*** Text ***

In 2017, Thompson’s passion for the culinary arts and equity in education led to him joining the board of the Food Education Fund, a New York City-based nonprofit that prepares high school students for careers in culinary arts, hospitality and entrepreneurship. Then, in 2021, he co-founded the Future of Food Entrepreneurship Program, a four-week summer program that provides high school students from historically disenfranchised communities with insight and opportunity into the emerging food and agriculture tech industries. Future of Food board chair and Boardwalk Collective CEO Ryan Shadrick Wilson says, “I’ve had the opportunity to work with many athletes, musicians and celebrities, but Ahmir stands out for his authentic interest, passion and commitment to making more sustainable and healthy options available for more people.”
In addition to investing in plant-based companies, Thompson is also adamant about raising awareness concerning environmental racism. After exploring his family history on the PBS show Finding Your Roots with Henry Louis Gates, Jr., Thompson learned that descendants of the Alabama slave owner who commissioned the Clotilda, the last known slave ship to arrive in the United States (53 years after the 1807 Act Prohibiting Importation of Slaves), also owned several factories and chemical plants near Africatown, a small town three miles north of Mobile founded by Clotilda survivors. “Half the town succumbed to cancer because of all the toxicity from the factories. That’s a different level of environmental racism we haven’t even started to bring up yet,” Thompson says. “We have to start addressing the environmental issue, our health, our education, all of those things. If I can give a personal platform to these issues, then so be it. That’s what I want to do with my life.” All of it is adding up to being part of the long-lasting legacy Thompson hopes to someday leave behind. “It’s hard being Questlove, the superhero, and also Ahmir Thompson, the Clark Kent,” he admits. “If I want to live long enough to see my own family, my own legacy, to know what true happiness is, I have to not fall back into old habits of overworking and avoiding confrontation. In order for me to evolve as a human being and live, this is what I have to do.”

*** Extracted material ***

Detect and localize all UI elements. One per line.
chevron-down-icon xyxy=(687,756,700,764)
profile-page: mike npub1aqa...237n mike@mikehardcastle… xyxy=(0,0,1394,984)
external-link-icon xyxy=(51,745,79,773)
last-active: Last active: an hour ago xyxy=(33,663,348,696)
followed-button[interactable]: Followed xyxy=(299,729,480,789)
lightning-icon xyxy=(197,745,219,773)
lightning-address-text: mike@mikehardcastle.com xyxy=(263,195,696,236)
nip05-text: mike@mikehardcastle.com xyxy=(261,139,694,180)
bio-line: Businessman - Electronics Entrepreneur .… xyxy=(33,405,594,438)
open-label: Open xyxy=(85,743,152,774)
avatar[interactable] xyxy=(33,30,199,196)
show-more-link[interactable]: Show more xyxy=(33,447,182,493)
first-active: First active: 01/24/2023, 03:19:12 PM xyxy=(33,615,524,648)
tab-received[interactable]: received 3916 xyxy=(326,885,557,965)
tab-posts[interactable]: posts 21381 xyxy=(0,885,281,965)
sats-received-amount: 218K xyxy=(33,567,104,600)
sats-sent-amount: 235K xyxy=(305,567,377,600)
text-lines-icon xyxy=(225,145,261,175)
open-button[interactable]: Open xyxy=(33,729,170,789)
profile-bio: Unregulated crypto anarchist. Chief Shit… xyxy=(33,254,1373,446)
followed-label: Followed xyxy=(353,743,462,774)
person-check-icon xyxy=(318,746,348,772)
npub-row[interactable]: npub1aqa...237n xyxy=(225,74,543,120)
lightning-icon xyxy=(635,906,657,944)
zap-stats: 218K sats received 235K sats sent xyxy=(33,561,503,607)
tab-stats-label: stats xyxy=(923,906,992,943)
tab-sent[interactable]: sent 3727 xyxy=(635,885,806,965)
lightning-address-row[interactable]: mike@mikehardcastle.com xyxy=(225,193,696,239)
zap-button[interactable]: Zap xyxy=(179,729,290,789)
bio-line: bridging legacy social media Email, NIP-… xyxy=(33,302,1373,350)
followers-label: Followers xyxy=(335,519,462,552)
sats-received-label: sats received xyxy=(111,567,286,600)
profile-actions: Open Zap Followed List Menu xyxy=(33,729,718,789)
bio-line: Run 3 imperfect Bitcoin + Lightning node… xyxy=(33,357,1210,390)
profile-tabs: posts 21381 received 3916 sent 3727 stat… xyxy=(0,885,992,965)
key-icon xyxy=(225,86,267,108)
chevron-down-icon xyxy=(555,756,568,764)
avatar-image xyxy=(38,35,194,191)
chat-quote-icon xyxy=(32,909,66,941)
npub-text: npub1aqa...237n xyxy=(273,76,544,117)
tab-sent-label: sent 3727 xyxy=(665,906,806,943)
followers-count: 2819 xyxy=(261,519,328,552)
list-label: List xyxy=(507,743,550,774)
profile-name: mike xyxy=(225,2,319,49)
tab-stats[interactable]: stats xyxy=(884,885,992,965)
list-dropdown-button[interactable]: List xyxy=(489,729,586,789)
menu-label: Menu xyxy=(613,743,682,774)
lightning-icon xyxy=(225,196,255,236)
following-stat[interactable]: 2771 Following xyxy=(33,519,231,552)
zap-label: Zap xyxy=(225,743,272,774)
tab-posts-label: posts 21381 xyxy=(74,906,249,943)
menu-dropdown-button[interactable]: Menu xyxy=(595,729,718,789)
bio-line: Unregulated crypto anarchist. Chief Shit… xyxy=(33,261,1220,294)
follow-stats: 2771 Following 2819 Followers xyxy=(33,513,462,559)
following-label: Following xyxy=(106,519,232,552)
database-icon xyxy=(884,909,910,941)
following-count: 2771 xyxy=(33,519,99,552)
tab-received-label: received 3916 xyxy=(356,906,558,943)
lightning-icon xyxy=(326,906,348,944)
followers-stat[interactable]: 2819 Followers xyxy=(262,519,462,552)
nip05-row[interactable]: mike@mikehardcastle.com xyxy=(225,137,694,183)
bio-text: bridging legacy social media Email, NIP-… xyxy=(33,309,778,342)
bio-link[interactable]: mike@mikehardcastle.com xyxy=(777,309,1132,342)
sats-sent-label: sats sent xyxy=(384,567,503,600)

***

* [Exercise instructions]
Continue the profile of Ahmir Thompson from its final paragraph, picking up right after his last quoted remark.

* [Output]
As for what’s next, Thompson is working on several films that tackle questions about metaphysics, spirituality and class issues, among other projects. So retirement will inevitably have to wait a little while longer.
“When Jay-Z was saying, ‘I’m gonna retire,’ I used to laugh at that, like Black people don’t retire,” he says. “It’s sad that I say that, but basically it means that we don’t feel safe to just stop and be. So I’m looking forward to that.”